BEGIN Supplied records

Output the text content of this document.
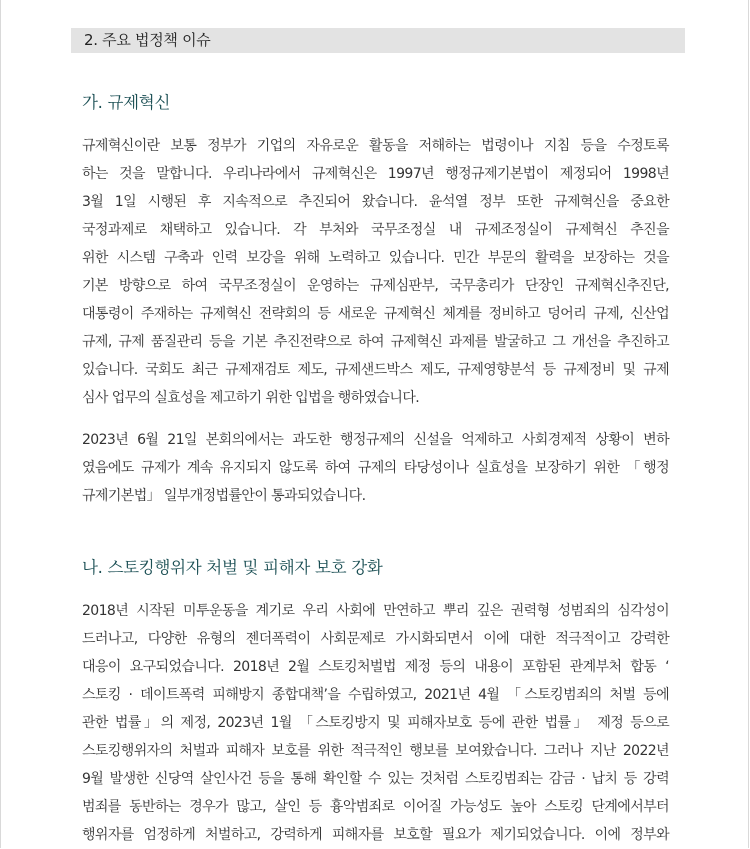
2. 주요 법정책 이슈
가. 규제혁신
규제혁신이란 보통 정부가 기업의 자유로운 활동을 저해하는 법령이나 지침 등을 수정토록
하는 것을 말합니다. 우리나라에서 규제혁신은 1997년 행정규제기본법이 제정되어 1998년
3월 1일 시행된 후 지속적으로 추진되어 왔습니다. 윤석열 정부 또한 규제혁신을 중요한
국정과제로 채택하고 있습니다. 각 부처와 국무조정실 내 규제조정실이 규제혁신 추진을
위한 시스템 구축과 인력 보강을 위해 노력하고 있습니다. 민간 부문의 활력을 보장하는 것을
기본 방향으로 하여 국무조정실이 운영하는 규제심판부, 국무총리가 단장인 규제혁신추진단,
대통령이 주재하는 규제혁신 전략회의 등 새로운 규제혁신 체계를 정비하고 덩어리 규제, 신산업
규제, 규제 품질관리 등을 기본 추진전략으로 하여 규제혁신 과제를 발굴하고 그 개선을 추진하고
있습니다. 국회도 최근 규제재검토 제도, 규제샌드박스 제도, 규제영향분석 등 규제정비 및 규제
심사 업무의 실효성을 제고하기 위한 입법을 행하였습니다.
2023년 6월 21일 본회의에서는 과도한 행정규제의 신설을 억제하고 사회경제적 상황이 변하
였음에도 규제가 계속 유지되지 않도록 하여 규제의 타당성이나 실효성을 보장하기 위한 「행정
규제기본법」 일부개정법률안이 통과되었습니다.
나. 스토킹행위자 처벌 및 피해자 보호 강화
2018년 시작된 미투운동을 계기로 우리 사회에 만연하고 뿌리 깊은 권력형 성범죄의 심각성이
드러나고, 다양한 유형의 젠더폭력이 사회문제로 가시화되면서 이에 대한 적극적이고 강력한
대응이 요구되었습니다. 2018년 2월 스토킹처벌법 제정 등의 내용이 포함된 관계부처 합동 ‘
스토킹 · 데이트폭력 피해방지 종합대책’을 수립하였고, 2021년 4월 「스토킹범죄의 처벌 등에
관한 법률」의 제정, 2023년 1월 「스토킹방지 및 피해자보호 등에 관한 법률」 제정 등으로
스토킹행위자의 처벌과 피해자 보호를 위한 적극적인 행보를 보여왔습니다. 그러나 지난 2022년
9월 발생한 신당역 살인사건 등을 통해 확인할 수 있는 것처럼 스토킹범죄는 감금 · 납치 등 강력
범죄를 동반하는 경우가 많고, 살인 등 흉악범죄로 이어질 가능성도 높아 스토킹 단계에서부터
행위자를 엄정하게 처벌하고, 강력하게 피해자를 보호할 필요가 제기되었습니다. 이에 정부와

END Supplied records

## Goal:
In the copy, include no pictures; restate the listing above exactly.

## Output for this exercise:
Output the text content of this document.
2. 주요 법정책 이슈
가. 규제혁신
규제혁신이란 보통 정부가 기업의 자유로운 활동을 저해하는 법령이나 지침 등을 수정토록
하는 것을 말합니다. 우리나라에서 규제혁신은 1997년 행정규제기본법이 제정되어 1998년
3월 1일 시행된 후 지속적으로 추진되어 왔습니다. 윤석열 정부 또한 규제혁신을 중요한
국정과제로 채택하고 있습니다. 각 부처와 국무조정실 내 규제조정실이 규제혁신 추진을
위한 시스템 구축과 인력 보강을 위해 노력하고 있습니다. 민간 부문의 활력을 보장하는 것을
기본 방향으로 하여 국무조정실이 운영하는 규제심판부, 국무총리가 단장인 규제혁신추진단,
대통령이 주재하는 규제혁신 전략회의 등 새로운 규제혁신 체계를 정비하고 덩어리 규제, 신산업
규제, 규제 품질관리 등을 기본 추진전략으로 하여 규제혁신 과제를 발굴하고 그 개선을 추진하고
있습니다. 국회도 최근 규제재검토 제도, 규제샌드박스 제도, 규제영향분석 등 규제정비 및 규제
심사 업무의 실효성을 제고하기 위한 입법을 행하였습니다.
2023년 6월 21일 본회의에서는 과도한 행정규제의 신설을 억제하고 사회경제적 상황이 변하
였음에도 규제가 계속 유지되지 않도록 하여 규제의 타당성이나 실효성을 보장하기 위한 「행정
규제기본법」 일부개정법률안이 통과되었습니다.
나. 스토킹행위자 처벌 및 피해자 보호 강화
2018년 시작된 미투운동을 계기로 우리 사회에 만연하고 뿌리 깊은 권력형 성범죄의 심각성이
드러나고, 다양한 유형의 젠더폭력이 사회문제로 가시화되면서 이에 대한 적극적이고 강력한
대응이 요구되었습니다. 2018년 2월 스토킹처벌법 제정 등의 내용이 포함된 관계부처 합동 ‘
스토킹 · 데이트폭력 피해방지 종합대책’을 수립하였고, 2021년 4월 「스토킹범죄의 처벌 등에
관한 법률」의 제정, 2023년 1월 「스토킹방지 및 피해자보호 등에 관한 법률」 제정 등으로
스토킹행위자의 처벌과 피해자 보호를 위한 적극적인 행보를 보여왔습니다. 그러나 지난 2022년
9월 발생한 신당역 살인사건 등을 통해 확인할 수 있는 것처럼 스토킹범죄는 감금 · 납치 등 강력
범죄를 동반하는 경우가 많고, 살인 등 흉악범죄로 이어질 가능성도 높아 스토킹 단계에서부터
행위자를 엄정하게 처벌하고, 강력하게 피해자를 보호할 필요가 제기되었습니다. 이에 정부와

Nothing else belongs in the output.